### Task to complete
Return the material below in full and exactly.

** START **

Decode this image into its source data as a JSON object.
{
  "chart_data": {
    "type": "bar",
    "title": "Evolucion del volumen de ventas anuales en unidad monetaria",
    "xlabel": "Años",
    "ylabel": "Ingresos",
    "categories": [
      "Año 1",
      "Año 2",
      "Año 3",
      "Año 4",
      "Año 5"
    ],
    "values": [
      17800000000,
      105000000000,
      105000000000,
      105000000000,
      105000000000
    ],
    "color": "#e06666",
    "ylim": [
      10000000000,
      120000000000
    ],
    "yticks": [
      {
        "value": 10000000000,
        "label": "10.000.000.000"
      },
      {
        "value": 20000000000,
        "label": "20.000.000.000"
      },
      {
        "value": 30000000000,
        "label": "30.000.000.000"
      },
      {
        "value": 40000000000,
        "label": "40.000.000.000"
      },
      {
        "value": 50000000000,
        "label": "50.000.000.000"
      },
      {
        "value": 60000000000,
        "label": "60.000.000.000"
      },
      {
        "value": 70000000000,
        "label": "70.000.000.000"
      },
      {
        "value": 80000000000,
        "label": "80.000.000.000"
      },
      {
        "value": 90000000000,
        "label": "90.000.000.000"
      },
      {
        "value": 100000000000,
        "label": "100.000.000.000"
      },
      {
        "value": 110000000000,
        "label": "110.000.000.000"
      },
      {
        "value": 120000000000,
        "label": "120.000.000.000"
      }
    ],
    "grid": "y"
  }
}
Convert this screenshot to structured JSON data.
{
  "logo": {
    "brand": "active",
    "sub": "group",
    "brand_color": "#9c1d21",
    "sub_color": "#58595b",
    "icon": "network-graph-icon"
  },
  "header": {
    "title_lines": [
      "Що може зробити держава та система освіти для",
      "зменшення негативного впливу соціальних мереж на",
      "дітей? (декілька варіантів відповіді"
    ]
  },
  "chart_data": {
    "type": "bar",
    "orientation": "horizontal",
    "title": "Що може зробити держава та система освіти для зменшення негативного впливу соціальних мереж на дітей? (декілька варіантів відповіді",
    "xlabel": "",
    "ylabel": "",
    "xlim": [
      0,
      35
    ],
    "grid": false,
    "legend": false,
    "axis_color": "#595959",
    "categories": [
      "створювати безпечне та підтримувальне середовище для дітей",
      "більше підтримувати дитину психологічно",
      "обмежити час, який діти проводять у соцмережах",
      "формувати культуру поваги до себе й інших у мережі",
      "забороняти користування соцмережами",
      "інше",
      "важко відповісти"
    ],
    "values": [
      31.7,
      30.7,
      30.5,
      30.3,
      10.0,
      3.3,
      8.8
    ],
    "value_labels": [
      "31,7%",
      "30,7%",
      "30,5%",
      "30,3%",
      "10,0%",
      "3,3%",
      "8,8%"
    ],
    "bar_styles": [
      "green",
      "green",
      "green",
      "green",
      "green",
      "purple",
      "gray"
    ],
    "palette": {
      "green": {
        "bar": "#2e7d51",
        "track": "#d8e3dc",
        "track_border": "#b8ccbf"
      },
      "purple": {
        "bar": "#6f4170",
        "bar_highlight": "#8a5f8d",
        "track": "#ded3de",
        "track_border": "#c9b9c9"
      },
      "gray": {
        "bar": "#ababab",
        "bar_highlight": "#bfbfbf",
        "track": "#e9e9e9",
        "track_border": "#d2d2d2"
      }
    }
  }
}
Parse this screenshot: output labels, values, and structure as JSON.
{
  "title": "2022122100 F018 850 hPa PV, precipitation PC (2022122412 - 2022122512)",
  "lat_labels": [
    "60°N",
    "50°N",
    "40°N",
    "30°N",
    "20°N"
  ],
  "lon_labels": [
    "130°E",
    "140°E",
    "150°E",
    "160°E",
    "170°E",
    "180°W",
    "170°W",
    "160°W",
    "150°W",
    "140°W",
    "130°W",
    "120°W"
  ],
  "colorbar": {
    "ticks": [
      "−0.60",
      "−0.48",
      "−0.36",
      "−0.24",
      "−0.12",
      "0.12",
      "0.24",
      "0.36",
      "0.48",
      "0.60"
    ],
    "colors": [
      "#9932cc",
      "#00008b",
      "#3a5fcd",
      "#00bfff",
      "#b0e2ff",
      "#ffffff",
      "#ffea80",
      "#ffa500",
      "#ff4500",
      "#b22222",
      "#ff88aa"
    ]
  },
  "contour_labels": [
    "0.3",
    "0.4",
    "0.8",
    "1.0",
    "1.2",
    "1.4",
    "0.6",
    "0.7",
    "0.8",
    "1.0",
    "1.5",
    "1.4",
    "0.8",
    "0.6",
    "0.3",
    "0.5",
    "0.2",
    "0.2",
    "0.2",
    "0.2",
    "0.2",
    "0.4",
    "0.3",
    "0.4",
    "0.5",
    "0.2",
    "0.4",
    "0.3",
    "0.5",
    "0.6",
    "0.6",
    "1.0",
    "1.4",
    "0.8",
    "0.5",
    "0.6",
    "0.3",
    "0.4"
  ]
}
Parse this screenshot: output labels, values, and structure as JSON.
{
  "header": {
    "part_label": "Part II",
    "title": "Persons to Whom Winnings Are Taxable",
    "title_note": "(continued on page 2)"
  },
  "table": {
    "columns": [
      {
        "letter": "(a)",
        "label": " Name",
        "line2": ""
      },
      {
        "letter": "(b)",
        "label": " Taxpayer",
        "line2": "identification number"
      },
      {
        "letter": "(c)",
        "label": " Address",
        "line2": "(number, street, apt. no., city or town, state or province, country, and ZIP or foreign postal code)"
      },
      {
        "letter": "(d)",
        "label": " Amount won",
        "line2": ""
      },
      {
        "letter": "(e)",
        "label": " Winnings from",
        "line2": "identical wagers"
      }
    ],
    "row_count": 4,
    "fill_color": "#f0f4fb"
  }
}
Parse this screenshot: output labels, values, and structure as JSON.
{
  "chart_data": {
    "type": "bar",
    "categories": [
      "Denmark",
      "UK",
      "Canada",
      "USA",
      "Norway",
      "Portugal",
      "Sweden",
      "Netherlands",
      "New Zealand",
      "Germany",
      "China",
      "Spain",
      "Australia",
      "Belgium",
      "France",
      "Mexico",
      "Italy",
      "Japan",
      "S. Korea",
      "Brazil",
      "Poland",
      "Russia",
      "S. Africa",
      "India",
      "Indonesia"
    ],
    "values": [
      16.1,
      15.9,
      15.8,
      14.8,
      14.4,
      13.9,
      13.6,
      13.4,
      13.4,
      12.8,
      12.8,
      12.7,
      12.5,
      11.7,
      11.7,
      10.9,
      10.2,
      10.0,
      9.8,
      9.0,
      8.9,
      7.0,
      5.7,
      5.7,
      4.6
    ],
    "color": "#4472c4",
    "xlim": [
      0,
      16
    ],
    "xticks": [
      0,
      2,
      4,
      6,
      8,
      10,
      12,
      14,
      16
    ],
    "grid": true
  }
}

** END **

### Complete output
Decode this image into its source data as a JSON object.
{
  "chart_data": {
    "type": "bar",
    "title": "Evolucion del volumen de ventas anuales en unidad monetaria",
    "xlabel": "Años",
    "ylabel": "Ingresos",
    "categories": [
      "Año 1",
      "Año 2",
      "Año 3",
      "Año 4",
      "Año 5"
    ],
    "values": [
      17800000000,
      105000000000,
      105000000000,
      105000000000,
      105000000000
    ],
    "color": "#e06666",
    "ylim": [
      10000000000,
      120000000000
    ],
    "yticks": [
      {
        "value": 10000000000,
        "label": "10.000.000.000"
      },
      {
        "value": 20000000000,
        "label": "20.000.000.000"
      },
      {
        "value": 30000000000,
        "label": "30.000.000.000"
      },
      {
        "value": 40000000000,
        "label": "40.000.000.000"
      },
      {
        "value": 50000000000,
        "label": "50.000.000.000"
      },
      {
        "value": 60000000000,
        "label": "60.000.000.000"
      },
      {
        "value": 70000000000,
        "label": "70.000.000.000"
      },
      {
        "value": 80000000000,
        "label": "80.000.000.000"
      },
      {
        "value": 90000000000,
        "label": "90.000.000.000"
      },
      {
        "value": 100000000000,
        "label": "100.000.000.000"
      },
      {
        "value": 110000000000,
        "label": "110.000.000.000"
      },
      {
        "value": 120000000000,
        "label": "120.000.000.000"
      }
    ],
    "grid": "y"
  }
}
Convert this screenshot to structured JSON data.
{
  "logo": {
    "brand": "active",
    "sub": "group",
    "brand_color": "#9c1d21",
    "sub_color": "#58595b",
    "icon": "network-graph-icon"
  },
  "header": {
    "title_lines": [
      "Що може зробити держава та система освіти для",
      "зменшення негативного впливу соціальних мереж на",
      "дітей? (декілька варіантів відповіді"
    ]
  },
  "chart_data": {
    "type": "bar",
    "orientation": "horizontal",
    "title": "Що може зробити держава та система освіти для зменшення негативного впливу соціальних мереж на дітей? (декілька варіантів відповіді",
    "xlabel": "",
    "ylabel": "",
    "xlim": [
      0,
      35
    ],
    "grid": false,
    "legend": false,
    "axis_color": "#595959",
    "categories": [
      "створювати безпечне та підтримувальне середовище для дітей",
      "більше підтримувати дитину психологічно",
      "обмежити час, який діти проводять у соцмережах",
      "формувати культуру поваги до себе й інших у мережі",
      "забороняти користування соцмережами",
      "інше",
      "важко відповісти"
    ],
    "values": [
      31.7,
      30.7,
      30.5,
      30.3,
      10.0,
      3.3,
      8.8
    ],
    "value_labels": [
      "31,7%",
      "30,7%",
      "30,5%",
      "30,3%",
      "10,0%",
      "3,3%",
      "8,8%"
    ],
    "bar_styles": [
      "green",
      "green",
      "green",
      "green",
      "green",
      "purple",
      "gray"
    ],
    "palette": {
      "green": {
        "bar": "#2e7d51",
        "track": "#d8e3dc",
        "track_border": "#b8ccbf"
      },
      "purple": {
        "bar": "#6f4170",
        "bar_highlight": "#8a5f8d",
        "track": "#ded3de",
        "track_border": "#c9b9c9"
      },
      "gray": {
        "bar": "#ababab",
        "bar_highlight": "#bfbfbf",
        "track": "#e9e9e9",
        "track_border": "#d2d2d2"
      }
    }
  }
}
Parse this screenshot: output labels, values, and structure as JSON.
{
  "title": "2022122100 F018 850 hPa PV, precipitation PC (2022122412 - 2022122512)",
  "lat_labels": [
    "60°N",
    "50°N",
    "40°N",
    "30°N",
    "20°N"
  ],
  "lon_labels": [
    "130°E",
    "140°E",
    "150°E",
    "160°E",
    "170°E",
    "180°W",
    "170°W",
    "160°W",
    "150°W",
    "140°W",
    "130°W",
    "120°W"
  ],
  "colorbar": {
    "ticks": [
      "−0.60",
      "−0.48",
      "−0.36",
      "−0.24",
      "−0.12",
      "0.12",
      "0.24",
      "0.36",
      "0.48",
      "0.60"
    ],
    "colors": [
      "#9932cc",
      "#00008b",
      "#3a5fcd",
      "#00bfff",
      "#b0e2ff",
      "#ffffff",
      "#ffea80",
      "#ffa500",
      "#ff4500",
      "#b22222",
      "#ff88aa"
    ]
  },
  "contour_labels": [
    "0.3",
    "0.4",
    "0.8",
    "1.0",
    "1.2",
    "1.4",
    "0.6",
    "0.7",
    "0.8",
    "1.0",
    "1.5",
    "1.4",
    "0.8",
    "0.6",
    "0.3",
    "0.5",
    "0.2",
    "0.2",
    "0.2",
    "0.2",
    "0.2",
    "0.4",
    "0.3",
    "0.4",
    "0.5",
    "0.2",
    "0.4",
    "0.3",
    "0.5",
    "0.6",
    "0.6",
    "1.0",
    "1.4",
    "0.8",
    "0.5",
    "0.6",
    "0.3",
    "0.4"
  ]
}
Parse this screenshot: output labels, values, and structure as JSON.
{
  "header": {
    "part_label": "Part II",
    "title": "Persons to Whom Winnings Are Taxable",
    "title_note": "(continued on page 2)"
  },
  "table": {
    "columns": [
      {
        "letter": "(a)",
        "label": " Name",
        "line2": ""
      },
      {
        "letter": "(b)",
        "label": " Taxpayer",
        "line2": "identification number"
      },
      {
        "letter": "(c)",
        "label": " Address",
        "line2": "(number, street, apt. no., city or town, state or province, country, and ZIP or foreign postal code)"
      },
      {
        "letter": "(d)",
        "label": " Amount won",
        "line2": ""
      },
      {
        "letter": "(e)",
        "label": " Winnings from",
        "line2": "identical wagers"
      }
    ],
    "row_count": 4,
    "fill_color": "#f0f4fb"
  }
}
Parse this screenshot: output labels, values, and structure as JSON.
{
  "chart_data": {
    "type": "bar",
    "categories": [
      "Denmark",
      "UK",
      "Canada",
      "USA",
      "Norway",
      "Portugal",
      "Sweden",
      "Netherlands",
      "New Zealand",
      "Germany",
      "China",
      "Spain",
      "Australia",
      "Belgium",
      "France",
      "Mexico",
      "Italy",
      "Japan",
      "S. Korea",
      "Brazil",
      "Poland",
      "Russia",
      "S. Africa",
      "India",
      "Indonesia"
    ],
    "values": [
      16.1,
      15.9,
      15.8,
      14.8,
      14.4,
      13.9,
      13.6,
      13.4,
      13.4,
      12.8,
      12.8,
      12.7,
      12.5,
      11.7,
      11.7,
      10.9,
      10.2,
      10.0,
      9.8,
      9.0,
      8.9,
      7.0,
      5.7,
      5.7,
      4.6
    ],
    "color": "#4472c4",
    "xlim": [
      0,
      16
    ],
    "xticks": [
      0,
      2,
      4,
      6,
      8,
      10,
      12,
      14,
      16
    ],
    "grid": true
  }
}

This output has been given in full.